§ Problem statement
Leave out the pictures and copy every record exactly.

§ Supplied material
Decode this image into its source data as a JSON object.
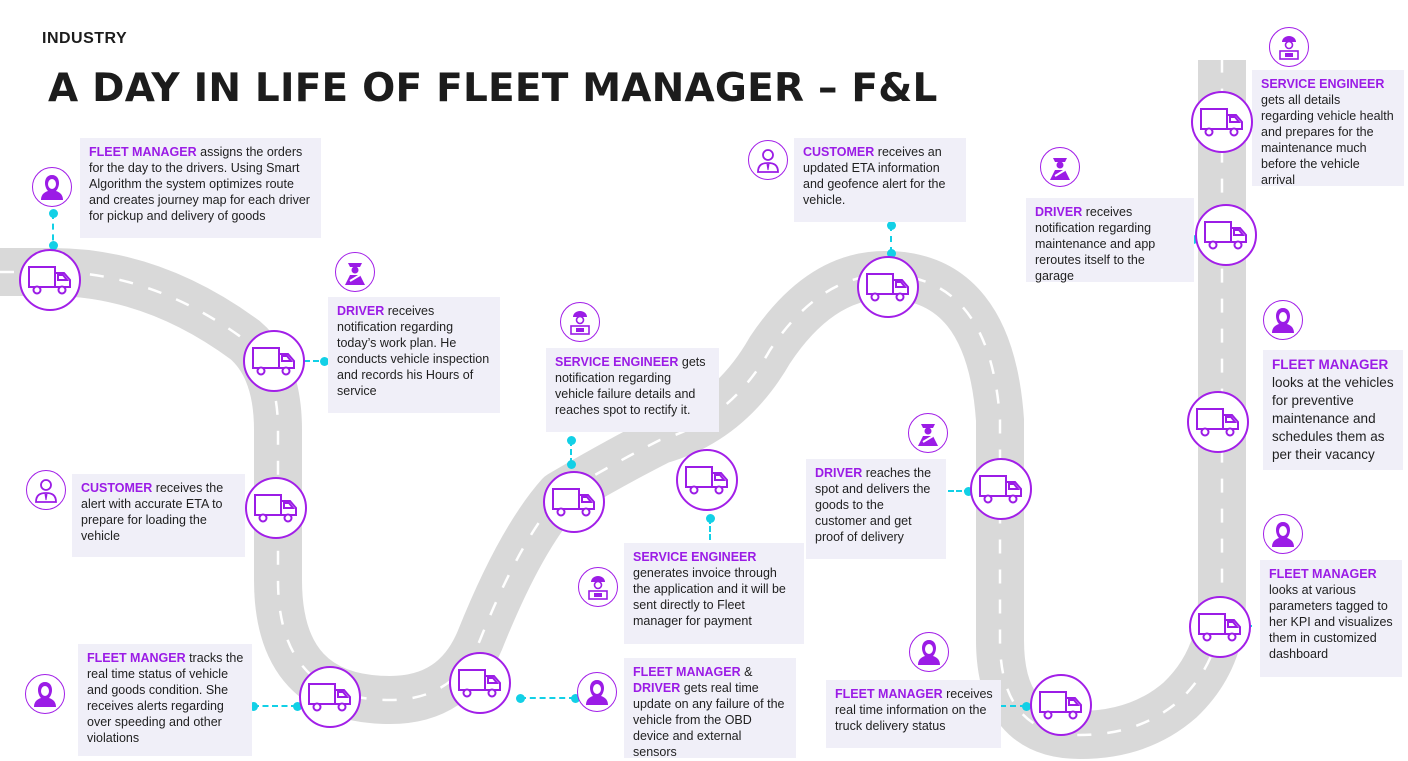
{
  "header": {
    "section": "INDUSTRY",
    "title": "A DAY IN LIFE OF FLEET MANAGER – F&L"
  },
  "colors": {
    "accent": "#9b1ce6",
    "connector": "#12d0e6",
    "road": "#d8d8d8",
    "box": "#f0eff8"
  },
  "steps": [
    {
      "role": "FLEET MANAGER",
      "text": " assigns the orders for the day to the drivers. Using Smart Algorithm the system optimizes route and creates journey map for each driver for pickup and delivery of goods",
      "icon": "fleet-manager-icon"
    },
    {
      "role": "DRIVER",
      "text": " receives notification regarding today’s work plan. He conducts vehicle inspection and records his Hours of service",
      "icon": "driver-icon"
    },
    {
      "role": "CUSTOMER",
      "text": " receives the alert with accurate ETA to prepare for loading the vehicle",
      "icon": "customer-icon"
    },
    {
      "role": "FLEET MANGER",
      "text": " tracks the real time status of vehicle and goods condition. She receives alerts regarding over speeding and other violations",
      "icon": "fleet-manager-icon"
    },
    {
      "role": "SERVICE ENGINEER",
      "text": " gets notification regarding vehicle failure details and reaches spot to rectify it.",
      "icon": "service-engineer-icon"
    },
    {
      "role": "SERVICE ENGINEER",
      "text": " generates invoice through the application and it will be sent directly to Fleet manager for payment",
      "icon": "service-engineer-icon"
    },
    {
      "role": "FLEET MANAGER",
      "role_joiner": " & ",
      "role2": "DRIVER",
      "text": " gets real time update on any failure of the vehicle from the OBD device and external sensors",
      "icon": "fleet-manager-icon"
    },
    {
      "role": "CUSTOMER",
      "text": " receives an updated ETA information and geofence alert for the vehicle.",
      "icon": "customer-icon"
    },
    {
      "role": "DRIVER",
      "text": " reaches the spot and delivers the goods to the customer and get proof of delivery",
      "icon": "driver-icon"
    },
    {
      "role": "FLEET MANAGER",
      "text": " receives real time information on the truck delivery status",
      "icon": "fleet-manager-icon"
    },
    {
      "role": "DRIVER",
      "text": " receives notification regarding maintenance and app reroutes itself to the garage",
      "icon": "driver-icon"
    },
    {
      "role": "SERVICE ENGINEER",
      "text": " gets all details regarding vehicle health and prepares for the maintenance much before the vehicle arrival",
      "icon": "service-engineer-icon"
    },
    {
      "role": "FLEET MANAGER",
      "text": " looks at the vehicles for preventive maintenance and schedules them as per their vacancy",
      "icon": "fleet-manager-icon"
    },
    {
      "role": "FLEET MANAGER",
      "text": " looks at various parameters tagged to her KPI and visualizes them in customized dashboard",
      "icon": "fleet-manager-icon"
    }
  ],
  "truck_icon": "truck-icon"
}
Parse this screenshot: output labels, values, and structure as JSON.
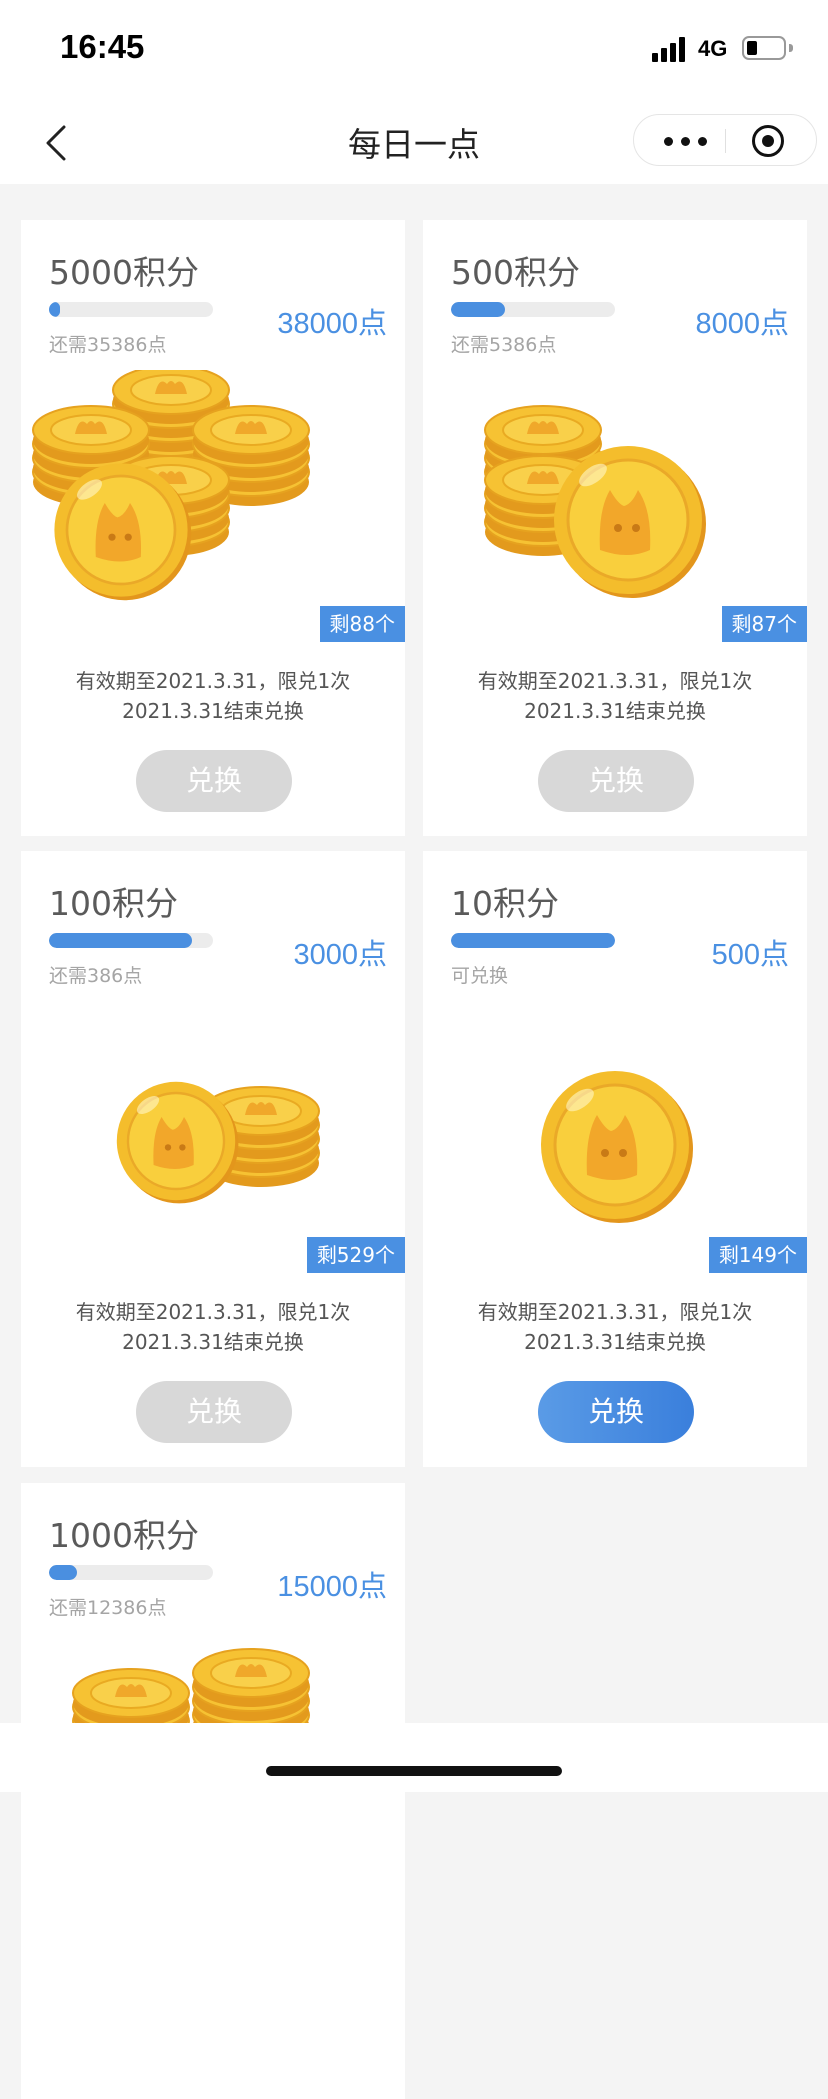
{
  "status_bar": {
    "time": "16:45",
    "network": "4G",
    "battery_level": 0.3,
    "icons": [
      "signal-icon",
      "battery-icon"
    ]
  },
  "nav": {
    "title": "每日一点",
    "back_icon": "chevron-left-icon",
    "capsule_icons": [
      "more-dots-icon",
      "target-close-icon"
    ]
  },
  "colors": {
    "accent": "#4a90e2",
    "disabled_button": "#d8d8d8",
    "coin_gold": "#f3b928"
  },
  "cards": [
    {
      "title": "5000积分",
      "points": "38000点",
      "need": "还需35386点",
      "progress": 0.07,
      "stock": "剩88个",
      "validity_line1": "有效期至2021.3.31，限兑1次",
      "validity_line2": "2021.3.31结束兑换",
      "button": "兑换",
      "enabled": false
    },
    {
      "title": "500积分",
      "points": "8000点",
      "need": "还需5386点",
      "progress": 0.33,
      "stock": "剩87个",
      "validity_line1": "有效期至2021.3.31，限兑1次",
      "validity_line2": "2021.3.31结束兑换",
      "button": "兑换",
      "enabled": false
    },
    {
      "title": "100积分",
      "points": "3000点",
      "need": "还需386点",
      "progress": 0.87,
      "stock": "剩529个",
      "validity_line1": "有效期至2021.3.31，限兑1次",
      "validity_line2": "2021.3.31结束兑换",
      "button": "兑换",
      "enabled": false
    },
    {
      "title": "10积分",
      "points": "500点",
      "need": "可兑换",
      "progress": 1.0,
      "stock": "剩149个",
      "validity_line1": "有效期至2021.3.31，限兑1次",
      "validity_line2": "2021.3.31结束兑换",
      "button": "兑换",
      "enabled": true
    },
    {
      "title": "1000积分",
      "points": "15000点",
      "need": "还需12386点",
      "progress": 0.17
    }
  ]
}
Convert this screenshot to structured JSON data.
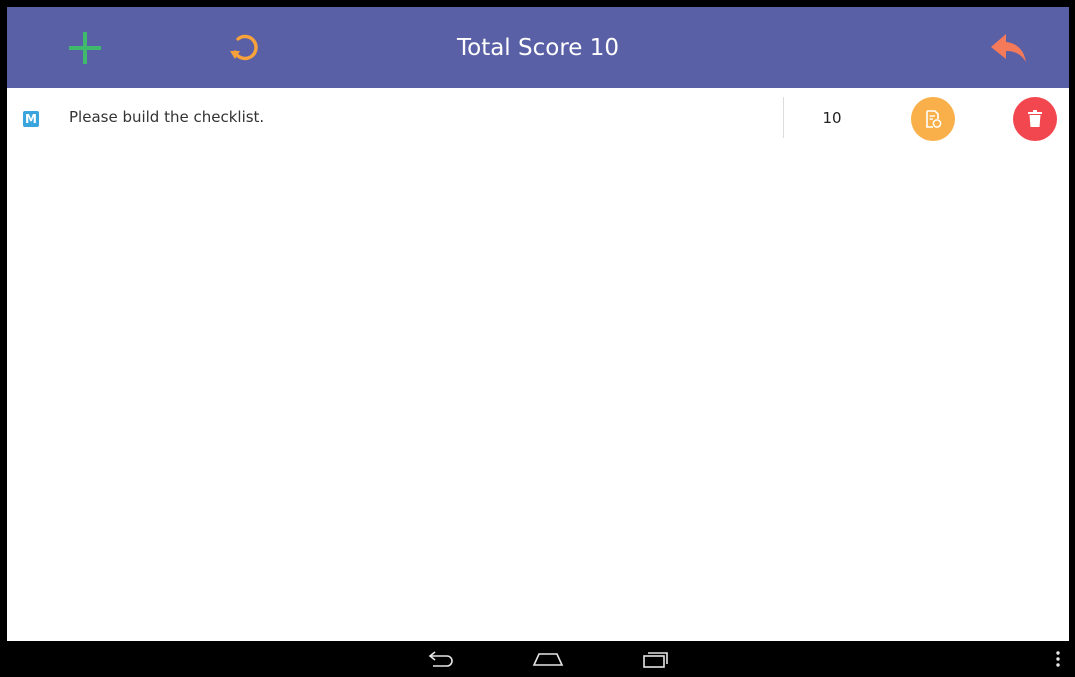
{
  "header": {
    "title": "Total Score 10",
    "icons": {
      "add": "plus-icon",
      "refresh": "refresh-icon",
      "back": "reply-arrow-icon"
    },
    "colors": {
      "bar": "#5a60a6",
      "add": "#3fb96b",
      "refresh": "#f7a23b",
      "back": "#f47a5a"
    }
  },
  "items": [
    {
      "badge": "M",
      "badge_color": "#3aa5dd",
      "text": "Please build the checklist.",
      "score": "10",
      "edit_icon": "document-edit-icon",
      "edit_color": "#f9b04a",
      "delete_icon": "trash-icon",
      "delete_color": "#f2474e"
    }
  ],
  "navbar": {
    "icons": [
      "back-nav-icon",
      "home-nav-icon",
      "recent-apps-icon",
      "overflow-menu-icon"
    ]
  }
}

§ Output of the task
Decode this image into its source data as a JSON object.
{
  "header": {
    "section": "INDUSTRY",
    "title": "A DAY IN LIFE OF FLEET MANAGER – F&L"
  },
  "colors": {
    "accent": "#9b1ce6",
    "connector": "#12d0e6",
    "road": "#d8d8d8",
    "box": "#f0eff8"
  },
  "steps": [
    {
      "role": "FLEET MANAGER",
      "text": " assigns the orders for the day to the drivers. Using Smart Algorithm the system optimizes route and creates journey map for each driver for pickup and delivery of goods",
      "icon": "fleet-manager-icon"
    },
    {
      "role": "DRIVER",
      "text": " receives notification regarding today’s work plan. He conducts vehicle inspection and records his Hours of service",
      "icon": "driver-icon"
    },
    {
      "role": "CUSTOMER",
      "text": " receives the alert with accurate ETA to prepare for loading the vehicle",
      "icon": "customer-icon"
    },
    {
      "role": "FLEET MANGER",
      "text": " tracks the real time status of vehicle and goods condition. She receives alerts regarding over speeding and other violations",
      "icon": "fleet-manager-icon"
    },
    {
      "role": "SERVICE ENGINEER",
      "text": " gets notification regarding vehicle failure details and reaches spot to rectify it.",
      "icon": "service-engineer-icon"
    },
    {
      "role": "SERVICE ENGINEER",
      "text": " generates invoice through the application and it will be sent directly to Fleet manager for payment",
      "icon": "service-engineer-icon"
    },
    {
      "role": "FLEET MANAGER",
      "role_joiner": " & ",
      "role2": "DRIVER",
      "text": " gets real time update on any failure of the vehicle from the OBD device and external sensors",
      "icon": "fleet-manager-icon"
    },
    {
      "role": "CUSTOMER",
      "text": " receives an updated ETA information and geofence alert for the vehicle.",
      "icon": "customer-icon"
    },
    {
      "role": "DRIVER",
      "text": " reaches the spot and delivers the goods to the customer and get proof of delivery",
      "icon": "driver-icon"
    },
    {
      "role": "FLEET MANAGER",
      "text": " receives real time information on the truck delivery status",
      "icon": "fleet-manager-icon"
    },
    {
      "role": "DRIVER",
      "text": " receives notification regarding maintenance and app reroutes itself to the garage",
      "icon": "driver-icon"
    },
    {
      "role": "SERVICE ENGINEER",
      "text": " gets all details regarding vehicle health and prepares for the maintenance much before the vehicle arrival",
      "icon": "service-engineer-icon"
    },
    {
      "role": "FLEET MANAGER",
      "text": " looks at the vehicles for preventive maintenance and schedules them as per their vacancy",
      "icon": "fleet-manager-icon"
    },
    {
      "role": "FLEET MANAGER",
      "text": " looks at various parameters tagged to her KPI and visualizes them in customized dashboard",
      "icon": "fleet-manager-icon"
    }
  ],
  "truck_icon": "truck-icon"
}
Parse this screenshot: output labels, values, and structure as JSON.
{
  "status_bar": {
    "time": "16:45",
    "network": "4G",
    "battery_level": 0.3,
    "icons": [
      "signal-icon",
      "battery-icon"
    ]
  },
  "nav": {
    "title": "每日一点",
    "back_icon": "chevron-left-icon",
    "capsule_icons": [
      "more-dots-icon",
      "target-close-icon"
    ]
  },
  "colors": {
    "accent": "#4a90e2",
    "disabled_button": "#d8d8d8",
    "coin_gold": "#f3b928"
  },
  "cards": [
    {
      "title": "5000积分",
      "points": "38000点",
      "need": "还需35386点",
      "progress": 0.07,
      "stock": "剩88个",
      "validity_line1": "有效期至2021.3.31，限兑1次",
      "validity_line2": "2021.3.31结束兑换",
      "button": "兑换",
      "enabled": false
    },
    {
      "title": "500积分",
      "points": "8000点",
      "need": "还需5386点",
      "progress": 0.33,
      "stock": "剩87个",
      "validity_line1": "有效期至2021.3.31，限兑1次",
      "validity_line2": "2021.3.31结束兑换",
      "button": "兑换",
      "enabled": false
    },
    {
      "title": "100积分",
      "points": "3000点",
      "need": "还需386点",
      "progress": 0.87,
      "stock": "剩529个",
      "validity_line1": "有效期至2021.3.31，限兑1次",
      "validity_line2": "2021.3.31结束兑换",
      "button": "兑换",
      "enabled": false
    },
    {
      "title": "10积分",
      "points": "500点",
      "need": "可兑换",
      "progress": 1.0,
      "stock": "剩149个",
      "validity_line1": "有效期至2021.3.31，限兑1次",
      "validity_line2": "2021.3.31结束兑换",
      "button": "兑换",
      "enabled": true
    },
    {
      "title": "1000积分",
      "points": "15000点",
      "need": "还需12386点",
      "progress": 0.17
    }
  ]
}
Convert this screenshot to structured JSON data.
{
  "header": {
    "title": "Total Score 10",
    "icons": {
      "add": "plus-icon",
      "refresh": "refresh-icon",
      "back": "reply-arrow-icon"
    },
    "colors": {
      "bar": "#5a60a6",
      "add": "#3fb96b",
      "refresh": "#f7a23b",
      "back": "#f47a5a"
    }
  },
  "items": [
    {
      "badge": "M",
      "badge_color": "#3aa5dd",
      "text": "Please build the checklist.",
      "score": "10",
      "edit_icon": "document-edit-icon",
      "edit_color": "#f9b04a",
      "delete_icon": "trash-icon",
      "delete_color": "#f2474e"
    }
  ],
  "navbar": {
    "icons": [
      "back-nav-icon",
      "home-nav-icon",
      "recent-apps-icon",
      "overflow-menu-icon"
    ]
  }
}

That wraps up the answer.